Figure contents as structured data ▸

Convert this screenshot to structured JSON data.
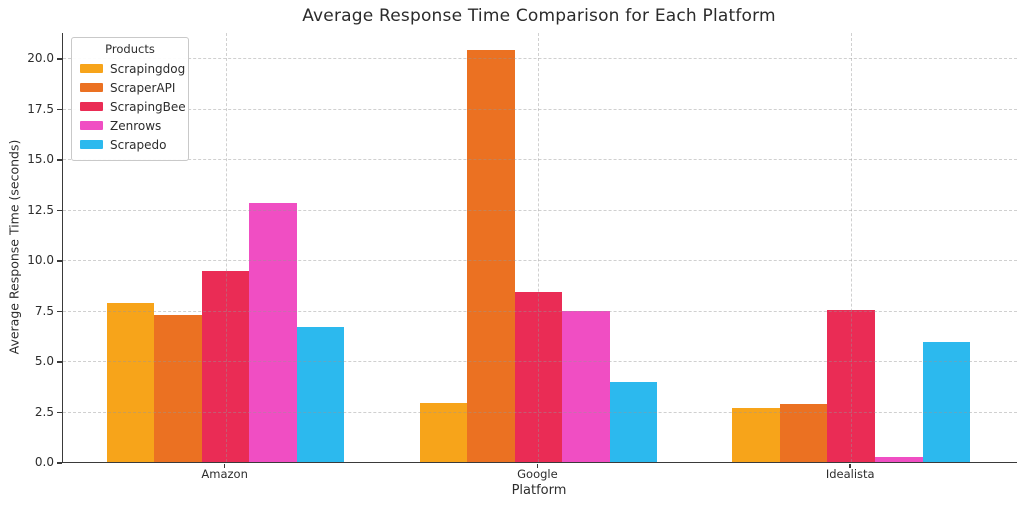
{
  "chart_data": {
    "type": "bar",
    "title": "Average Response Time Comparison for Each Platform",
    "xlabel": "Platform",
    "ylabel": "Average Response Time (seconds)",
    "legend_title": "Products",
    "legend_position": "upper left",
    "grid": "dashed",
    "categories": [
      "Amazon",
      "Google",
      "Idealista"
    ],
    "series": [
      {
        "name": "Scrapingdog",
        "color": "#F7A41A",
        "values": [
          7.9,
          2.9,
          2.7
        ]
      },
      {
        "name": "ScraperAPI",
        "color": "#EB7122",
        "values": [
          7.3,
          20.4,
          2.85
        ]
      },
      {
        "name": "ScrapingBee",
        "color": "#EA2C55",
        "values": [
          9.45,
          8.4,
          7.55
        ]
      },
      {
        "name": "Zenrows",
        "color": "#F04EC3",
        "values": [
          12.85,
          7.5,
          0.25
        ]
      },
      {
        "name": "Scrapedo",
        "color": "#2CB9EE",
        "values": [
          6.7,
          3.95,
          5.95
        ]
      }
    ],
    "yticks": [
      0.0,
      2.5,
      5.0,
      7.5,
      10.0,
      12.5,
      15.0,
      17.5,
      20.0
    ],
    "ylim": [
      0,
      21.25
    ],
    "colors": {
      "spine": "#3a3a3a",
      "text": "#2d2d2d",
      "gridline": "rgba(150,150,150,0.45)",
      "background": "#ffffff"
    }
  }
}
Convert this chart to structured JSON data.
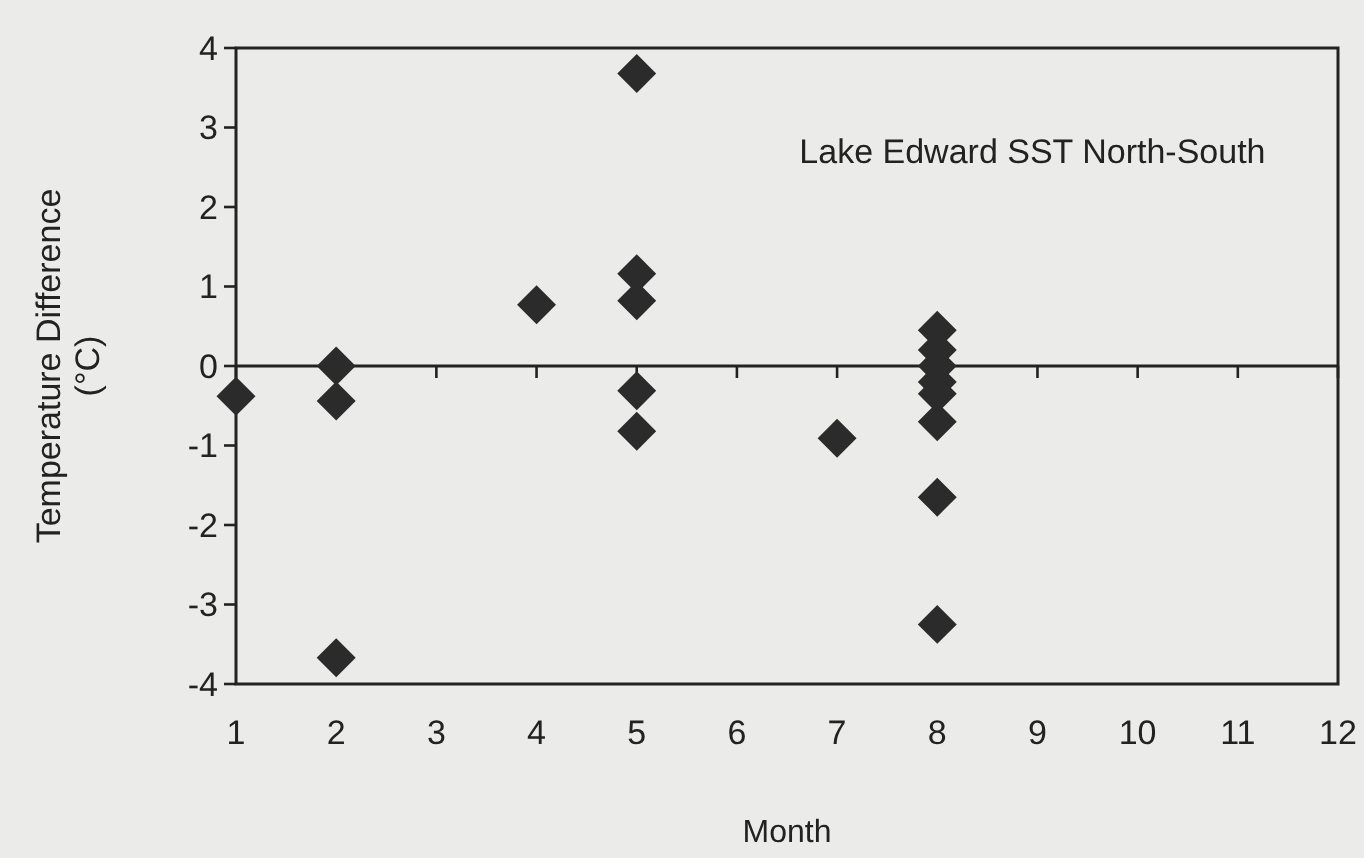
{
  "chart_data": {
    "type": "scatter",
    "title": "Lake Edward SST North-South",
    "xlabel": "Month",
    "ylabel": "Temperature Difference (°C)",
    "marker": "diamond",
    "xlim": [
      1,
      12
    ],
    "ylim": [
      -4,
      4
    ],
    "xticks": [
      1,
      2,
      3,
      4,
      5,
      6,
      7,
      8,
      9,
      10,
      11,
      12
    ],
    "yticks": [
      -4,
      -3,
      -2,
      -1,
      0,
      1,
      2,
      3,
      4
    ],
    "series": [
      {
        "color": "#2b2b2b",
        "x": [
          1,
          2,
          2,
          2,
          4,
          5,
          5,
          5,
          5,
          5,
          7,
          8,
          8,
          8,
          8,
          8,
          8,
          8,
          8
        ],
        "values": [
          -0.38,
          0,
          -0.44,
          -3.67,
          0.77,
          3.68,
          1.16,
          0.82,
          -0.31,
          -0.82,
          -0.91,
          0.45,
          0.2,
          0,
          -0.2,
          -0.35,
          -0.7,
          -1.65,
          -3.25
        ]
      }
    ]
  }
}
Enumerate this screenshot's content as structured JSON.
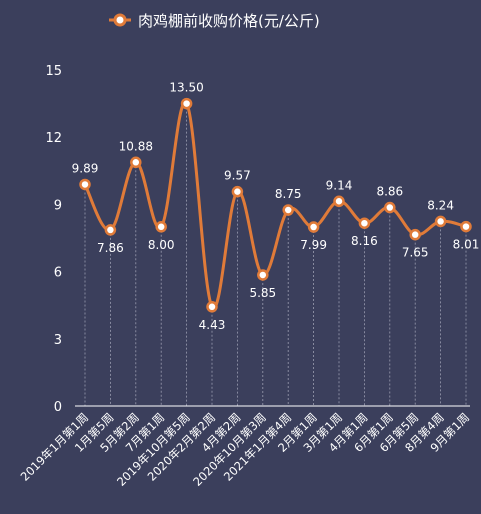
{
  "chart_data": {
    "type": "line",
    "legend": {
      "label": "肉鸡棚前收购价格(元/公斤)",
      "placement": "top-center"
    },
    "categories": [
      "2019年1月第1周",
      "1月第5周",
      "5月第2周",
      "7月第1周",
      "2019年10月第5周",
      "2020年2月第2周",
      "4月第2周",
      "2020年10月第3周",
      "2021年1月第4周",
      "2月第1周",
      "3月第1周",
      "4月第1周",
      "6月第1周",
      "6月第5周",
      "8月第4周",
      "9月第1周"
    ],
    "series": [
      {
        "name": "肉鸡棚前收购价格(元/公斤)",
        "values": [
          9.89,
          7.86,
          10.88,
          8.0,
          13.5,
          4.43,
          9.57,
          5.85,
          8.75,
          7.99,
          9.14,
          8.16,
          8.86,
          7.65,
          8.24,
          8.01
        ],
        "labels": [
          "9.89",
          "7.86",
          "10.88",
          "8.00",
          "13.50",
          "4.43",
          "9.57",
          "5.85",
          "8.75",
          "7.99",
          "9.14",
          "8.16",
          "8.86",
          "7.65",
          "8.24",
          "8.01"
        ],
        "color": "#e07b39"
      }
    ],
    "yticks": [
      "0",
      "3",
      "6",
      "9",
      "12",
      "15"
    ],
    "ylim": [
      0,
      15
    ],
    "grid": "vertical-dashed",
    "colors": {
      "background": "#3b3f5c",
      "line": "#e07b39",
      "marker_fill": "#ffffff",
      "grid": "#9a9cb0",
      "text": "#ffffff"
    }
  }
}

==

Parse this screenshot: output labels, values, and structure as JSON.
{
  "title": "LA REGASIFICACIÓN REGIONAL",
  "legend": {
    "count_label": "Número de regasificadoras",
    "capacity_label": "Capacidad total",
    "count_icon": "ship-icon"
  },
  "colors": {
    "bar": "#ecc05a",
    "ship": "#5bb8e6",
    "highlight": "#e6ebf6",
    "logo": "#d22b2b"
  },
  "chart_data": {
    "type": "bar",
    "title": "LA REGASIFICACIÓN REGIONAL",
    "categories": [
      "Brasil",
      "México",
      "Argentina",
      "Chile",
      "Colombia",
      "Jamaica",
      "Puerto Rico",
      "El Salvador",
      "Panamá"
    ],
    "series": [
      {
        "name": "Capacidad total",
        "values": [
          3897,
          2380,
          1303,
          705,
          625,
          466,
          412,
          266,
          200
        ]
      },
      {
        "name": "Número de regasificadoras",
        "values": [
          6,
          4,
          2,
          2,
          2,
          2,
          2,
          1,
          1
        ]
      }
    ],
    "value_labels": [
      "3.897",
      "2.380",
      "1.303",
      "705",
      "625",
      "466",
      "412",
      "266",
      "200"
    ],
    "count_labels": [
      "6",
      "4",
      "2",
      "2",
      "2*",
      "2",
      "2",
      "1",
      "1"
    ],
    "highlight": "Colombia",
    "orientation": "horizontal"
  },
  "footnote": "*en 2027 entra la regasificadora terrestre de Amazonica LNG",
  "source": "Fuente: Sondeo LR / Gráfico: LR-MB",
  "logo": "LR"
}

---

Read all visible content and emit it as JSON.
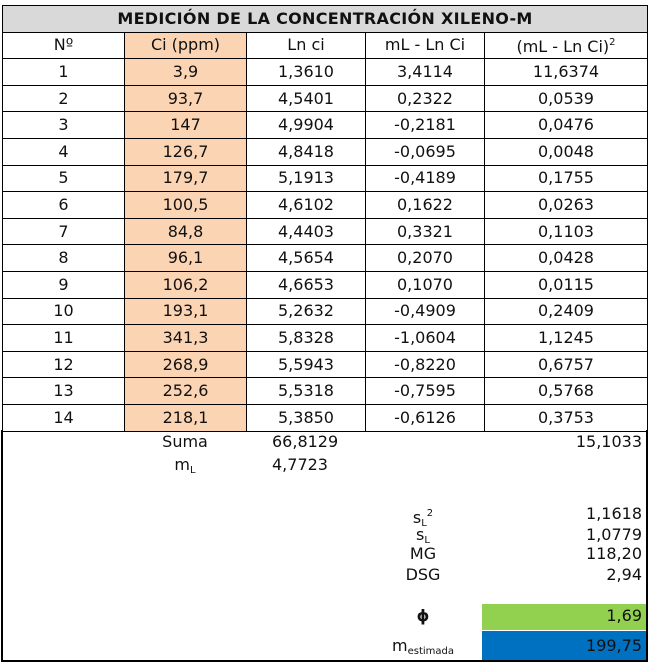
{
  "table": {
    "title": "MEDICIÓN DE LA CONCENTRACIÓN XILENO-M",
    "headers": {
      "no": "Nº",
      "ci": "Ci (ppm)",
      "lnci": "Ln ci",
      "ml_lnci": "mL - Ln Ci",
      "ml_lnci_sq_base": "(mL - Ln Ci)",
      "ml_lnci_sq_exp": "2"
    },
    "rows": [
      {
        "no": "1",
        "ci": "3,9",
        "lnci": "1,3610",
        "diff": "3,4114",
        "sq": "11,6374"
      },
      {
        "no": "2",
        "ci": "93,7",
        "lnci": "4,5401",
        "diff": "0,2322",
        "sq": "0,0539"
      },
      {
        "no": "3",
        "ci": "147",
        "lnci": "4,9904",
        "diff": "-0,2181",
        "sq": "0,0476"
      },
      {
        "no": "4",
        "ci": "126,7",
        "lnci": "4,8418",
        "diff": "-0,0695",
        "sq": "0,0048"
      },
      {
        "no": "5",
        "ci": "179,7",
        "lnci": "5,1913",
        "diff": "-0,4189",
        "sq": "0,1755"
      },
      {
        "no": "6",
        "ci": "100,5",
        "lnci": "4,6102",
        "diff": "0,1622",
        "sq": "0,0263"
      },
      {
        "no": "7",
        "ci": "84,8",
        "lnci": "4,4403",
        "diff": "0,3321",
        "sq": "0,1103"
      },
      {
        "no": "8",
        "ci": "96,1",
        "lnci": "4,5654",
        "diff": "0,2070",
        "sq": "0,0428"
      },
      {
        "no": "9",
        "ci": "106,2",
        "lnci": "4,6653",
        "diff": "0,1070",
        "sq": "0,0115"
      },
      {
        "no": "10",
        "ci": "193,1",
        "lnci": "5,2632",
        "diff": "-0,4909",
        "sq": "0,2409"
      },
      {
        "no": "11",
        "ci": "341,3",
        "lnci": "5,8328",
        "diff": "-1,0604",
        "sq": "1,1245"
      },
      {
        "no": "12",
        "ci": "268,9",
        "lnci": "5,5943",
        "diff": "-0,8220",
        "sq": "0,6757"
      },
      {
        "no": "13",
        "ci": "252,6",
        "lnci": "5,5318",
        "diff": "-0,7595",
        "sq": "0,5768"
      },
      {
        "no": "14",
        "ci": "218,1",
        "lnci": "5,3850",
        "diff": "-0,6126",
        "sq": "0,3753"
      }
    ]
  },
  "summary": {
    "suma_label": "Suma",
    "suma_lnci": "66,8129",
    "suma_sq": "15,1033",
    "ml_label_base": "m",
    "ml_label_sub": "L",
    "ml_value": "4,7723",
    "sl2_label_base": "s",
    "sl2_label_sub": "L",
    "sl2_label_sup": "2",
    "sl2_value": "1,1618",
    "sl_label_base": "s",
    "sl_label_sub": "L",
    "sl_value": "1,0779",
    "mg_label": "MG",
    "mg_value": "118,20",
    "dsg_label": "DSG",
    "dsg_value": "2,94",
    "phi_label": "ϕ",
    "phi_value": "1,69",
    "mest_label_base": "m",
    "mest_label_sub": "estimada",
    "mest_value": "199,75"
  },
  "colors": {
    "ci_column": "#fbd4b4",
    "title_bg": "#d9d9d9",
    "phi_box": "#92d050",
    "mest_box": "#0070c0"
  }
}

WHAT IS REQUIRED ▸ Search the listing for the word "Capacidad". Copy every line in which it occurs.

SOLUTION TO THE EXERCISE ▸
    "capacity_label": "Capacidad total",
        "name": "Capacidad total",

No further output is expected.